Stored data entries —
============
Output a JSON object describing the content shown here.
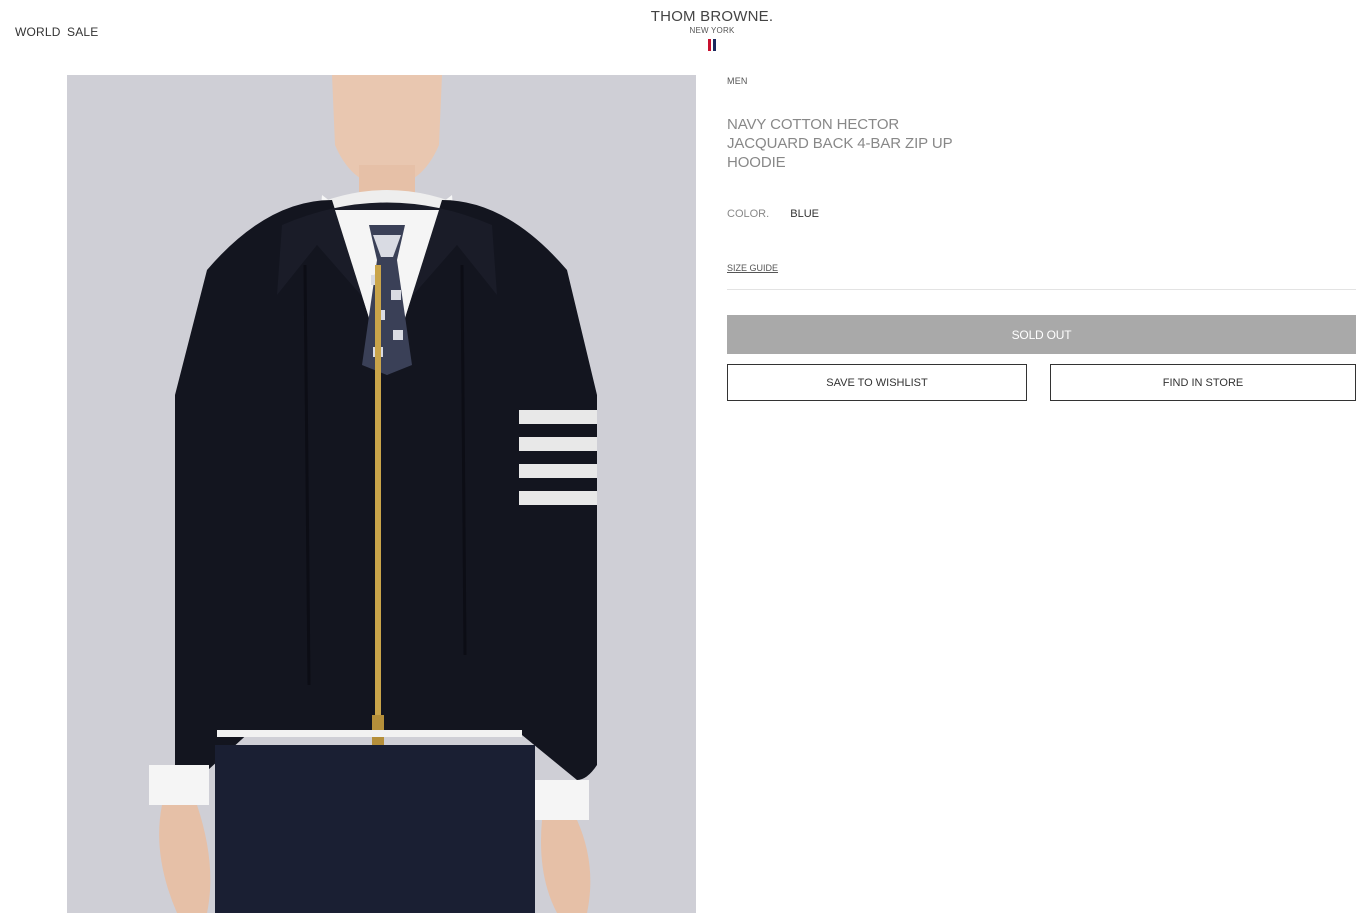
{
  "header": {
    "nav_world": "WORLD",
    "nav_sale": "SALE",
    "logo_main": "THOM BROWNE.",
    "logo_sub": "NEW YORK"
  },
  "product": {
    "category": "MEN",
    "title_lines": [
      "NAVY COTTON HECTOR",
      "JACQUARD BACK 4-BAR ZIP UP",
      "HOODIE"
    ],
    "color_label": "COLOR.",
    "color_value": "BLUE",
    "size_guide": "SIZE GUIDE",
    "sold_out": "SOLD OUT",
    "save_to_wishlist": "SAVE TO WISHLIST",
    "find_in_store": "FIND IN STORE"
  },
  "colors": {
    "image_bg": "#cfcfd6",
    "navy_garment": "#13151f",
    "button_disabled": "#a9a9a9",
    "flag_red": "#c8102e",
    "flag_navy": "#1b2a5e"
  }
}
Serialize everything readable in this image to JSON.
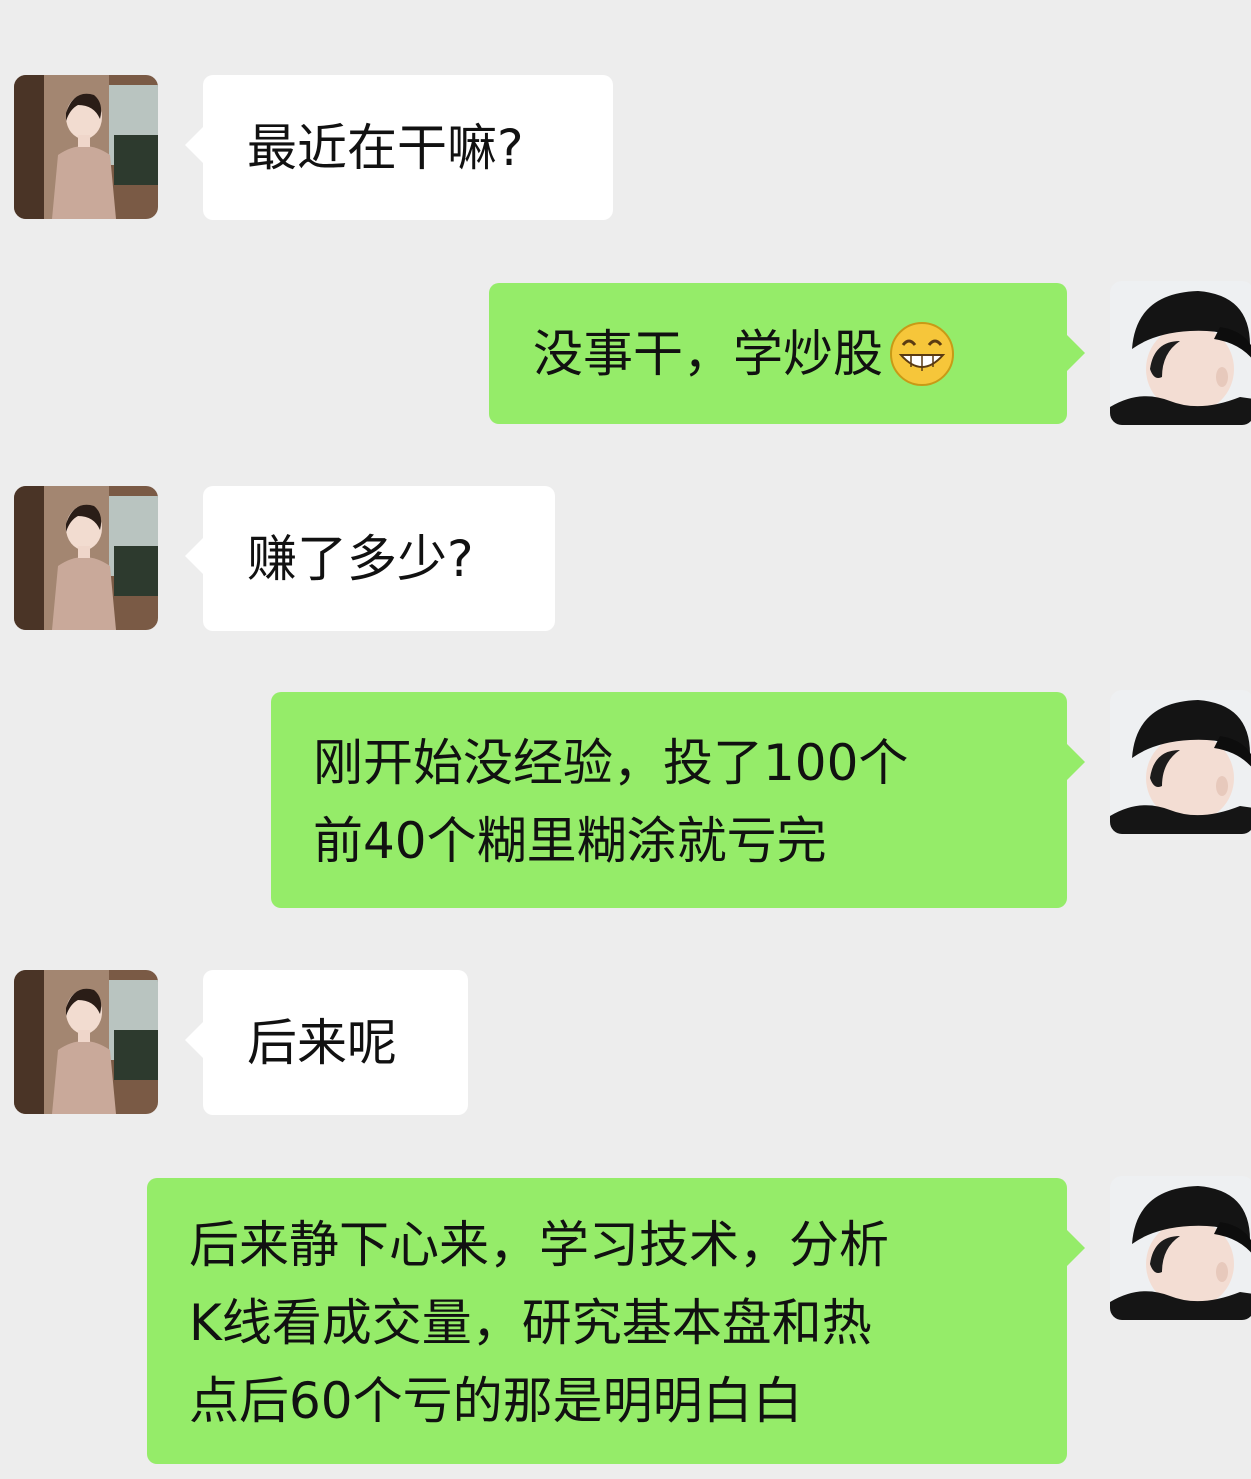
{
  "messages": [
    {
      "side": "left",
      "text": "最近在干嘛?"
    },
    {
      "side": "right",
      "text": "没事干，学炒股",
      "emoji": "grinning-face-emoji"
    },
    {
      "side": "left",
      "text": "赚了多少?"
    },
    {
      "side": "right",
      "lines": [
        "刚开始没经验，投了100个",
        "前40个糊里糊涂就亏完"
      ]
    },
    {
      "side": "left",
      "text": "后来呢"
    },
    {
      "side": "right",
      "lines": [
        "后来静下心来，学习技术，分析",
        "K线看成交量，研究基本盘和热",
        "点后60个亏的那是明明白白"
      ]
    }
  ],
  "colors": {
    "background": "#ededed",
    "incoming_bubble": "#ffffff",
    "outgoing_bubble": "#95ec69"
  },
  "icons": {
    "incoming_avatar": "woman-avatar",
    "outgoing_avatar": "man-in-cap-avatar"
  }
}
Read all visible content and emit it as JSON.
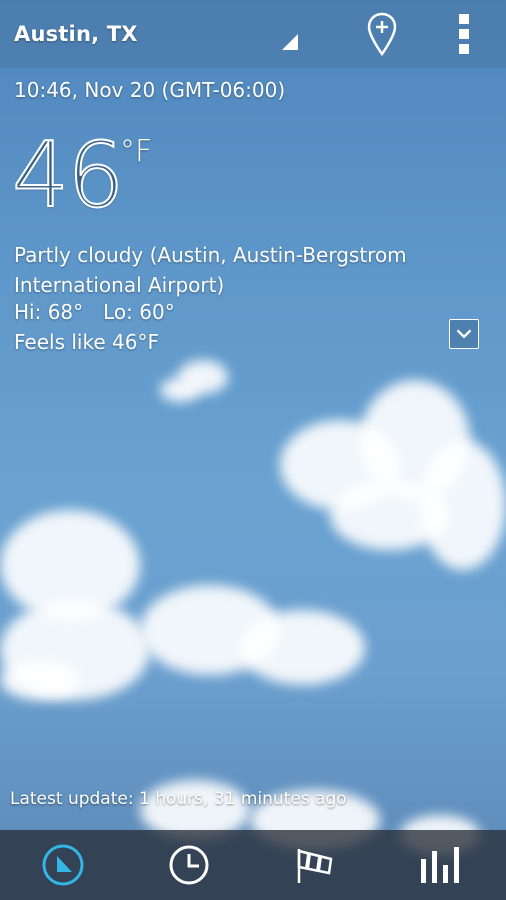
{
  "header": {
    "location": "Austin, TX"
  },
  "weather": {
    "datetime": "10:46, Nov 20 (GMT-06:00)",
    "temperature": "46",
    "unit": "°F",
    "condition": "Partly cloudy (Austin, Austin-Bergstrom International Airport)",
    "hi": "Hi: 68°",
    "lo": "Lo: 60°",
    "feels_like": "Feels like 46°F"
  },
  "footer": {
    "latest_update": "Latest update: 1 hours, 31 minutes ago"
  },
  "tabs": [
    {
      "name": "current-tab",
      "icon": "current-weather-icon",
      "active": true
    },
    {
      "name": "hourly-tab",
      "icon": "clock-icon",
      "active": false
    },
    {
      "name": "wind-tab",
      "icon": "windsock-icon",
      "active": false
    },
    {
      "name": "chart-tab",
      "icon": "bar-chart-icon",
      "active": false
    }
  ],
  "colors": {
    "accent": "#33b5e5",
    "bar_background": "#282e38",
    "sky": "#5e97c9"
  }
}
============
Description of the task — Take the listing above and restate it word for word, without its pictures.

Final result —
Output a JSON object describing the content shown here.
{
  "header": {
    "nav_world": "WORLD",
    "nav_sale": "SALE",
    "logo_main": "THOM BROWNE.",
    "logo_sub": "NEW YORK"
  },
  "product": {
    "category": "MEN",
    "title_lines": [
      "NAVY COTTON HECTOR",
      "JACQUARD BACK 4-BAR ZIP UP",
      "HOODIE"
    ],
    "color_label": "COLOR.",
    "color_value": "BLUE",
    "size_guide": "SIZE GUIDE",
    "sold_out": "SOLD OUT",
    "save_to_wishlist": "SAVE TO WISHLIST",
    "find_in_store": "FIND IN STORE"
  },
  "colors": {
    "image_bg": "#cfcfd6",
    "navy_garment": "#13151f",
    "button_disabled": "#a9a9a9",
    "flag_red": "#c8102e",
    "flag_navy": "#1b2a5e"
  }
}
Serialize everything readable in this image to JSON.
{
  "messages": [
    {
      "side": "left",
      "text": "最近在干嘛?"
    },
    {
      "side": "right",
      "text": "没事干，学炒股",
      "emoji": "grinning-face-emoji"
    },
    {
      "side": "left",
      "text": "赚了多少?"
    },
    {
      "side": "right",
      "lines": [
        "刚开始没经验，投了100个",
        "前40个糊里糊涂就亏完"
      ]
    },
    {
      "side": "left",
      "text": "后来呢"
    },
    {
      "side": "right",
      "lines": [
        "后来静下心来，学习技术，分析",
        "K线看成交量，研究基本盘和热",
        "点后60个亏的那是明明白白"
      ]
    }
  ],
  "colors": {
    "background": "#ededed",
    "incoming_bubble": "#ffffff",
    "outgoing_bubble": "#95ec69"
  },
  "icons": {
    "incoming_avatar": "woman-avatar",
    "outgoing_avatar": "man-in-cap-avatar"
  }
}
Read all visible content and emit it as JSON.
{
  "header": {
    "location": "Austin, TX"
  },
  "weather": {
    "datetime": "10:46, Nov 20 (GMT-06:00)",
    "temperature": "46",
    "unit": "°F",
    "condition": "Partly cloudy (Austin, Austin-Bergstrom International Airport)",
    "hi": "Hi: 68°",
    "lo": "Lo: 60°",
    "feels_like": "Feels like 46°F"
  },
  "footer": {
    "latest_update": "Latest update: 1 hours, 31 minutes ago"
  },
  "tabs": [
    {
      "name": "current-tab",
      "icon": "current-weather-icon",
      "active": true
    },
    {
      "name": "hourly-tab",
      "icon": "clock-icon",
      "active": false
    },
    {
      "name": "wind-tab",
      "icon": "windsock-icon",
      "active": false
    },
    {
      "name": "chart-tab",
      "icon": "bar-chart-icon",
      "active": false
    }
  ],
  "colors": {
    "accent": "#33b5e5",
    "bar_background": "#282e38",
    "sky": "#5e97c9"
  }
}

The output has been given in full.